(TO BE DONE):
[a] In the overlanding forum thread, what kind of vehicle does TinaGlenn name as better suited to overlanding than most motorhomes?
[b] Carry on the overlanding forum thread from the point where it stops.

(SOURCE):

# Overlanding



## artona (Jan 19, 2006)

Hi

After seeing one of Scotjimland's posts earlier this evening about Morocco I have been looking at websites about a different sort of motohoming and came across this website. The adventures look incredible. Wondered if anyone has ever done anything like this

stew


----------



## Scotjimland (May 23, 2005)

Hi Stew 

Great site, I've read it many times, truly inspiring... definately not for the faint hearted.. :wink:


----------



## 89017 (May 11, 2005)

I've met some of these guys and they really are an inspiration if you've got the slightest hint of adventure in you.
Bob


----------



## bigfoot (May 16, 2005)

*Overlanders use chocolate*

Don't beleive me look at this
http://www.biotruck.co.uk/?men=news&con=The Route


----------



## sallytrafic (Jan 17, 2006)

Not been on anything so adventurous as Silk Route Stew but before going to Nordkapp I read all about it in their newsletters and considered joining if only for them.


----------



## geraldandannie (Jun 4, 2006)

There's always the :: Silk Route :: people, too.

Gerald


----------



## TinaGlenn (Jul 7, 2006)

Having just read some of the things to consider when Overlanding in a motorhome I think that the majority of folk on here ( us included) would end up with constant running repairs, and ground clearance problems. Saying nothing about the weight issues :roll: 

It does sound an amazing way to see places but something to leave for people with Unimogs or other more robust vehicles.
After having to be pulled out of the mud at a CL in Norfolk a couple of weeks ago I am in no hurry to do anything like that again soon.

We are off to Morocco in April and this will be our first time out of the UK with our van. Adventure enough for the moment, but who knows where will be next, once we have figured out the intricacies of European travel :wink: 

Tina


----------



## sallytrafic (Jan 17, 2006)

geraldandannie said:


> There's always the :: Silk Route :: people, too.

(RECORDS):
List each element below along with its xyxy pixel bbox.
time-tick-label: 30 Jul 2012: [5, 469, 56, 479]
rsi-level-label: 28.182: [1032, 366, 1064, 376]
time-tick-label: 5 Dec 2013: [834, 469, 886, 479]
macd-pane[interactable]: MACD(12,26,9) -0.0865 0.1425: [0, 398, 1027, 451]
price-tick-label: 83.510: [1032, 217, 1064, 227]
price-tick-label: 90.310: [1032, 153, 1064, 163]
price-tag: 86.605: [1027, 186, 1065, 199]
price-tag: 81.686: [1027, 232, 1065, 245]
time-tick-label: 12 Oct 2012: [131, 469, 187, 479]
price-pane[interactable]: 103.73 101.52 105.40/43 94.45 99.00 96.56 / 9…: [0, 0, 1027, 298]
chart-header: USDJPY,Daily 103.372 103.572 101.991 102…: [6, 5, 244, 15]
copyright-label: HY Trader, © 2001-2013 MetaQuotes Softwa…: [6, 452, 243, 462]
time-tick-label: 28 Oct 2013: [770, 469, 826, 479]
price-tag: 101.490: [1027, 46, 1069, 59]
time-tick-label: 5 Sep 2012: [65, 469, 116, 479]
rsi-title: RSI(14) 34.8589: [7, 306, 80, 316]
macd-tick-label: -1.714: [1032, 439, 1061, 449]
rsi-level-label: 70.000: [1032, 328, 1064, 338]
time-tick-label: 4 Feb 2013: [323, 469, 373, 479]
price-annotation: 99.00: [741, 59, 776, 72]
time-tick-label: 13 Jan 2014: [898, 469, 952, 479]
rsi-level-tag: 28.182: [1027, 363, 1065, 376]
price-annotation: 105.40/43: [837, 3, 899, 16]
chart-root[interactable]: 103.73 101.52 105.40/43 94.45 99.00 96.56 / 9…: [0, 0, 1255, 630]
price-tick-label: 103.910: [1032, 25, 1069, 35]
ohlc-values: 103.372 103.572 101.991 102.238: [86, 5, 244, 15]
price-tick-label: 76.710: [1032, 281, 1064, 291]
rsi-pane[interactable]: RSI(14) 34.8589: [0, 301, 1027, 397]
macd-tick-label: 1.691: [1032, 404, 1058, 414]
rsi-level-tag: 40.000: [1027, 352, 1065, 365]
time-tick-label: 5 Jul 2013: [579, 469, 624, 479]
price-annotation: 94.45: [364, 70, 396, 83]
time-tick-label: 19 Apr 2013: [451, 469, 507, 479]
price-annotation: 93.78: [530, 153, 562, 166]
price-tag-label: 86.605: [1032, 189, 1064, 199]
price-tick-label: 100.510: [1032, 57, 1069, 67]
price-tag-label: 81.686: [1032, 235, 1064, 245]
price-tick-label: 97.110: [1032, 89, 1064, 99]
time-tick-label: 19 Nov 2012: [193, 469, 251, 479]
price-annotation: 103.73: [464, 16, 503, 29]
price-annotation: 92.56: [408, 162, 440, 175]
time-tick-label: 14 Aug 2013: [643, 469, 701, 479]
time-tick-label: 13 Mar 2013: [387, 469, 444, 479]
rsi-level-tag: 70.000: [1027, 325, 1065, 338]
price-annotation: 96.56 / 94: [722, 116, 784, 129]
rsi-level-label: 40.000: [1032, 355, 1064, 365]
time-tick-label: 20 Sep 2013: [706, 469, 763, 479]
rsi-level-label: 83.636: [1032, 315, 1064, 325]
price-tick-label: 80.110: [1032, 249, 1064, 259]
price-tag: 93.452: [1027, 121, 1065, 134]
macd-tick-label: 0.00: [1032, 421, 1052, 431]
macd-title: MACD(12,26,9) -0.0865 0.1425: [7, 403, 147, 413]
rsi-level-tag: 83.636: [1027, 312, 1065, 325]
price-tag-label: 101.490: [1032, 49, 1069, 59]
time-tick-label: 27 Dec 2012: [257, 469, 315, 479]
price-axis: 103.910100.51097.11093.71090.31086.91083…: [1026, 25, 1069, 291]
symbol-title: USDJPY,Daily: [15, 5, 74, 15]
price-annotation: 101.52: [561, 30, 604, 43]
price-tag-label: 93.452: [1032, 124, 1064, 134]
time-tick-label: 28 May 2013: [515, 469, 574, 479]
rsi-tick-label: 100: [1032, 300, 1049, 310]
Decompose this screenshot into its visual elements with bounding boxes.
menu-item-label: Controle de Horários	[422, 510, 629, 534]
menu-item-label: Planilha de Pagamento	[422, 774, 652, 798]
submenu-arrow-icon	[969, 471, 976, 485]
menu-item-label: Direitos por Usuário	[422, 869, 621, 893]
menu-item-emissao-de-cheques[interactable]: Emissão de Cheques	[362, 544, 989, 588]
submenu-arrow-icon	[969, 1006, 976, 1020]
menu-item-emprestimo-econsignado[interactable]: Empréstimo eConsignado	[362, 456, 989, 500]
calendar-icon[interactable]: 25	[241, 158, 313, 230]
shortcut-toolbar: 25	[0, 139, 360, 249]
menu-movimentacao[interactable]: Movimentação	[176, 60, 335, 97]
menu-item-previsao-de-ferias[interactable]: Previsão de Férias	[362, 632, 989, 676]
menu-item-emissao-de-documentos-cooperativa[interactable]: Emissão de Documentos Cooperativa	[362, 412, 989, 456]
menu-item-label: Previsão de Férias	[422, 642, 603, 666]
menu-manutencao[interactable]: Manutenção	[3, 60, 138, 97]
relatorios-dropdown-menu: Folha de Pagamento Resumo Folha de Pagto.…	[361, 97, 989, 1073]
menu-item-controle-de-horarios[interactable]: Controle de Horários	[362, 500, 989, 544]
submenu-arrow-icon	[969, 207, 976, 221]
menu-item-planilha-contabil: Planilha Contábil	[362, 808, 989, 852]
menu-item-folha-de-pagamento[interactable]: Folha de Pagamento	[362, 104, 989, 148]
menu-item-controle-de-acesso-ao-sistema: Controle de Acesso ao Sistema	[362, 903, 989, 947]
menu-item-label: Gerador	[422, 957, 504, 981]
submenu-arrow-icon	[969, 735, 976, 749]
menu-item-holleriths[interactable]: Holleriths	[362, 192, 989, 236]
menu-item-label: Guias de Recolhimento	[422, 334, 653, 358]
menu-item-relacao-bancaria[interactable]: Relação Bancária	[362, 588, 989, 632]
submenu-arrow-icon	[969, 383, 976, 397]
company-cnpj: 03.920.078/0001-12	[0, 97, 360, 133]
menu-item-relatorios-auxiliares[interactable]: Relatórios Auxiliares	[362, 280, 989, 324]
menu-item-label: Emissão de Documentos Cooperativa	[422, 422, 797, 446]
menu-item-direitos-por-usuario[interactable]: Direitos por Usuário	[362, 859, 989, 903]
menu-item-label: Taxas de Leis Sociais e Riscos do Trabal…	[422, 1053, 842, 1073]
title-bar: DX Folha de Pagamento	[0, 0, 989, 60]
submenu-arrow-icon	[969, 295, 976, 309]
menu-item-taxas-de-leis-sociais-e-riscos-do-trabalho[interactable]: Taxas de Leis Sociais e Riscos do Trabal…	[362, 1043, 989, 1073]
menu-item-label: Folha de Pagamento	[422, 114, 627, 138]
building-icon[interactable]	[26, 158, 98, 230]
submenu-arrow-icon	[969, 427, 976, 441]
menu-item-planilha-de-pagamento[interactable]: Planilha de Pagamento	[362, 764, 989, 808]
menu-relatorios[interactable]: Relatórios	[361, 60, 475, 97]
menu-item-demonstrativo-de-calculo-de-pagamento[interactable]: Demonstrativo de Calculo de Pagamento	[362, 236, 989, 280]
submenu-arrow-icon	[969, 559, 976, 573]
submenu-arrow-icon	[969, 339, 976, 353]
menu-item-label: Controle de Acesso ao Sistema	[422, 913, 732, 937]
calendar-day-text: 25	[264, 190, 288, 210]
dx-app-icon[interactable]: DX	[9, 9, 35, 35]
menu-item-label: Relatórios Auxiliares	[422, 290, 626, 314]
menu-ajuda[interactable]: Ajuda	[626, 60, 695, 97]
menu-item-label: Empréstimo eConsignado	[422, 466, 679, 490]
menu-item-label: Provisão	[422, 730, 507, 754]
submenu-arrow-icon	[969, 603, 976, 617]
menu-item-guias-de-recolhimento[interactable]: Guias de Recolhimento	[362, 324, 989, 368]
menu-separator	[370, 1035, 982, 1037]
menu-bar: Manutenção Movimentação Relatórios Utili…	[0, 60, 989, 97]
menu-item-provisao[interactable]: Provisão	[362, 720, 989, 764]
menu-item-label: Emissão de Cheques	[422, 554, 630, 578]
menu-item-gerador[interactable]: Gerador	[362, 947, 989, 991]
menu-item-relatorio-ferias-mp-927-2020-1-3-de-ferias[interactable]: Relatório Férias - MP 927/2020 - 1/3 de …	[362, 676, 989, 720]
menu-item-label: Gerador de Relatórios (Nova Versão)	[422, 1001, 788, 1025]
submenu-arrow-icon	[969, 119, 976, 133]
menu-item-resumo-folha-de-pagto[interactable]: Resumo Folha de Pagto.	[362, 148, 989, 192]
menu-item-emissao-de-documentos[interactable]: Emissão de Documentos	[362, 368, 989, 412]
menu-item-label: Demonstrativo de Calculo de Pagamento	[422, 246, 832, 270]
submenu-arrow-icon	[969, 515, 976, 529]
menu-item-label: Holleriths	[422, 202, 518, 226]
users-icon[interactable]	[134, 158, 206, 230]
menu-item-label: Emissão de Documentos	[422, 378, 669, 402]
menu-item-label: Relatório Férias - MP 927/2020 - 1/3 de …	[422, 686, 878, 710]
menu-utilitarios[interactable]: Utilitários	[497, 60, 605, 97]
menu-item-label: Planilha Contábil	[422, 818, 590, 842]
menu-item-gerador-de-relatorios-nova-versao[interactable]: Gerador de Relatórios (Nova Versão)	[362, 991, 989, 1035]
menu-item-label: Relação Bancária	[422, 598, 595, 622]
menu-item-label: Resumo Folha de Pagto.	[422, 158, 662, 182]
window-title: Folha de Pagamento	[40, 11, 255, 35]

(TASK-BY-TASK RESULTS):
[a] Unimogs

[b]
> 
> Gerald


Is it deja vu or wasn't that the site Stew linked to


----------



## artona (Jan 19, 2006)

Hi

It is a super site and mostly pensioners doing crazy things. We all know about the famous mid life crisis when barmy people have babies in the forties and sell up to go fulltiming :lol: :lol:, maybe in continues lol

Found this link Tina for Morocco - see here and spot some MHF members.

Did the silk route crowd inspire you to kead for Nordkapp Frank? And Bigfoot, the trip on the link - is that this November?

stew


----------



## androidGB (May 26, 2005)

Merc van in the picture is for sale, if anyone's interested HERE

Andrew


----------



## artona (Jan 19, 2006)

Hi Andrew

Nice spot, cracking van. These mercs certainly are a popular vehicle. Only experience I have of anything similar is we bought a merc 809 service bus once to convert into a photo studio. It did not work out and we left it in storage on a farm. We kind of forgot about her  until we decided to go fulltime and had to clear our lives. The merc had stood, unstarted for over two years. After a charge of the batteries she started first time - fantastic engines.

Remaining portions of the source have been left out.